Work to complete. Scan the material and copy every line in which "about" appears.
==== Record extracts
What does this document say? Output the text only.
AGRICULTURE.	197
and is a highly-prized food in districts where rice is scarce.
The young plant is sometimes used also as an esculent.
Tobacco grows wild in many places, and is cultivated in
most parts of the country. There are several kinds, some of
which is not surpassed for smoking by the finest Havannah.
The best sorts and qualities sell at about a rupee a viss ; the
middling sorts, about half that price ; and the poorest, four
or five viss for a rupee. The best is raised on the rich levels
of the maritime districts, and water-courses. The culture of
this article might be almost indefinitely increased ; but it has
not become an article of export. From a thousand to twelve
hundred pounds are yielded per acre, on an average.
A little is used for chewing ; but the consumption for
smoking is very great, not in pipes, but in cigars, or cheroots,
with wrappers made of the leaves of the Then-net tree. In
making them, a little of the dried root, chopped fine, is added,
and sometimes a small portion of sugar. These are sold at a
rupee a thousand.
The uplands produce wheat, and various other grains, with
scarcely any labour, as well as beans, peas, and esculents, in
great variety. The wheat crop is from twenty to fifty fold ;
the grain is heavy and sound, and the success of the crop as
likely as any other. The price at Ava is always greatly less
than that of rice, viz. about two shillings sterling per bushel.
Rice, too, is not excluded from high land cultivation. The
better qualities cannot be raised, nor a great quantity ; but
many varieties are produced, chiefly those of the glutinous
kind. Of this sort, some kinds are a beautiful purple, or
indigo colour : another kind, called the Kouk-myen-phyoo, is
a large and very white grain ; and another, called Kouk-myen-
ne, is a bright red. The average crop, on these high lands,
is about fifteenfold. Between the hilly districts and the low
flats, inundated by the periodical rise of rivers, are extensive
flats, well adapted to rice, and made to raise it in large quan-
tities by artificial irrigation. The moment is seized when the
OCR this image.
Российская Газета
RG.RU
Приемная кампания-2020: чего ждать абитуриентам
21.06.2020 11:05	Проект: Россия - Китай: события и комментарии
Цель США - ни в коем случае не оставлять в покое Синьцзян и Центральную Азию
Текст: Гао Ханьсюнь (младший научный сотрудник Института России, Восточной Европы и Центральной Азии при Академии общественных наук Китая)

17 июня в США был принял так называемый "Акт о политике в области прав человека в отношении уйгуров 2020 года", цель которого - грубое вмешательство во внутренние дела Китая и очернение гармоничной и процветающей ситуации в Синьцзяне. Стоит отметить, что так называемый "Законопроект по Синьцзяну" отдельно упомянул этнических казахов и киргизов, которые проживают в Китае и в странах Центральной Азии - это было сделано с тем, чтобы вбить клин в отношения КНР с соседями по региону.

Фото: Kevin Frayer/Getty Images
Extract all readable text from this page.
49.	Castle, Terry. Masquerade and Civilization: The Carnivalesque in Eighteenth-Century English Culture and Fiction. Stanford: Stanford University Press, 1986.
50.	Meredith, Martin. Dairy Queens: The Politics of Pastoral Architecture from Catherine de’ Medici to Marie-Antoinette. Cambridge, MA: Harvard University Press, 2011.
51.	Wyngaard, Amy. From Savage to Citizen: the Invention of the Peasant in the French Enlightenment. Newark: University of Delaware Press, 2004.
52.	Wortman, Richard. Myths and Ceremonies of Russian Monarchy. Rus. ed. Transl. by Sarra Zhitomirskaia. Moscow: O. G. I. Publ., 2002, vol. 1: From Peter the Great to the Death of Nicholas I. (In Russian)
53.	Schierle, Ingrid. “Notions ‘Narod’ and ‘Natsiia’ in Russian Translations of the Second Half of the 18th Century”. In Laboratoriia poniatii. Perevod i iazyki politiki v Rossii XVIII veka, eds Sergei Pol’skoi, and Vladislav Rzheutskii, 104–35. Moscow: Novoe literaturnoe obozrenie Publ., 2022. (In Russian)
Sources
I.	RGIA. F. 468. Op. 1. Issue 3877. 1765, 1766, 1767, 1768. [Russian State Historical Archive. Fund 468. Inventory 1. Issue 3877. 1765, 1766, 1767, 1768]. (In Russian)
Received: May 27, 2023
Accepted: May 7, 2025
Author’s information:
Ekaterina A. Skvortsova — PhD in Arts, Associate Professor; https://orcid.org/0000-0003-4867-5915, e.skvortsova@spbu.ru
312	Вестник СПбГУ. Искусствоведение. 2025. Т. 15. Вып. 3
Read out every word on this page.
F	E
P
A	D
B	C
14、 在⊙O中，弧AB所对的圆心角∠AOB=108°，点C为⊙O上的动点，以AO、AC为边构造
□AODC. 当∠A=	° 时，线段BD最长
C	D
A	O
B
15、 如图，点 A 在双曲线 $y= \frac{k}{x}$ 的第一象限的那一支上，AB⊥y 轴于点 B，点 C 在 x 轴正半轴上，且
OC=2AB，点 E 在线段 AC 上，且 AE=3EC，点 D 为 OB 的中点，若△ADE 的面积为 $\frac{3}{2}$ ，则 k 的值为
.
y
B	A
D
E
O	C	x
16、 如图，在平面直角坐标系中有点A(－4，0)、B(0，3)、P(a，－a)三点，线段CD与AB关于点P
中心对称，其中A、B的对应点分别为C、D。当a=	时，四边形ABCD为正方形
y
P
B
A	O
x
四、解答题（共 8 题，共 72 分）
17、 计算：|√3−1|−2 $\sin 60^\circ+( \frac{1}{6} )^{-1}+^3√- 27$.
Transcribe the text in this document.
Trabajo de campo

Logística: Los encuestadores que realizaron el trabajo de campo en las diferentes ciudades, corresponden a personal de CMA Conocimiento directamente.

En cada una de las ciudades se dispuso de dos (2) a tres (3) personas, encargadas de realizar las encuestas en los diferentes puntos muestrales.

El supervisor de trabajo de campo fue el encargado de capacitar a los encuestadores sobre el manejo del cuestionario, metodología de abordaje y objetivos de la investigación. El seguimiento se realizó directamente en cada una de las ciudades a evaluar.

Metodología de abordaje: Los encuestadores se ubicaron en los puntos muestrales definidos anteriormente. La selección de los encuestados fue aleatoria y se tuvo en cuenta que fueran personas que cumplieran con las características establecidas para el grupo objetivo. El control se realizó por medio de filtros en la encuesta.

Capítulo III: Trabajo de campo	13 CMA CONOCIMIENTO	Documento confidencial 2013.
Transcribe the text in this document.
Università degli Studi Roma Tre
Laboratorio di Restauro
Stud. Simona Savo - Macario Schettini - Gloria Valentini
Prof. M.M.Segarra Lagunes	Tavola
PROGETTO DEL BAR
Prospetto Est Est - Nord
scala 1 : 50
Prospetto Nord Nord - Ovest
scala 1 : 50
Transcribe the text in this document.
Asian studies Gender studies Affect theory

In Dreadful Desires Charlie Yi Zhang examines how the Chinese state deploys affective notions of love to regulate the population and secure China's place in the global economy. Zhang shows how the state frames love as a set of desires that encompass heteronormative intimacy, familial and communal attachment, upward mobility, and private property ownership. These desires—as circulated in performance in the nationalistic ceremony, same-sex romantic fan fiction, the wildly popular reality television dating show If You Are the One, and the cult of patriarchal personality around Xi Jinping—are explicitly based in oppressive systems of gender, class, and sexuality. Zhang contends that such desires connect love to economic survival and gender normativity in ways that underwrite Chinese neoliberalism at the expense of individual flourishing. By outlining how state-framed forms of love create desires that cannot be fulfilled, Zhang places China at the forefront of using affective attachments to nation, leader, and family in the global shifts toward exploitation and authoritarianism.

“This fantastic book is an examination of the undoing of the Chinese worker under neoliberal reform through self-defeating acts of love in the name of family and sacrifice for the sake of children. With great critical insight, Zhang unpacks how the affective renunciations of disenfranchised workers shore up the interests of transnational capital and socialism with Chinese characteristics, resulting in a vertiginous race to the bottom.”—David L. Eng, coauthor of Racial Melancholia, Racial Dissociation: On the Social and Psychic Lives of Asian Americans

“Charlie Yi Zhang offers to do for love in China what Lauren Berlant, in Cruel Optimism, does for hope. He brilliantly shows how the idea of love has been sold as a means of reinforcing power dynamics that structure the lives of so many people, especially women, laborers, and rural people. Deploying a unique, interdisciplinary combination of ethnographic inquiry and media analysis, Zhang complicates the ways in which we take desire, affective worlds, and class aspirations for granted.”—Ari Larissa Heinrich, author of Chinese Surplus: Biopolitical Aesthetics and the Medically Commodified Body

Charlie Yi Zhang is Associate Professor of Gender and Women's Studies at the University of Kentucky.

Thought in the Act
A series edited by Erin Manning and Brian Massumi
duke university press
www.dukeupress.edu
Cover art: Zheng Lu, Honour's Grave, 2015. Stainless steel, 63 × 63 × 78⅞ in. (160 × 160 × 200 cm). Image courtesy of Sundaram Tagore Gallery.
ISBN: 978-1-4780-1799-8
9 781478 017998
========
Task response.
The best sorts and qualities sell at about a rupee a viss ; the
middling sorts, about half that price ; and the poorest, four
than that of rice, viz. about two shillings sterling per bushel.
is about fifteenfold. Between the hilly districts and the low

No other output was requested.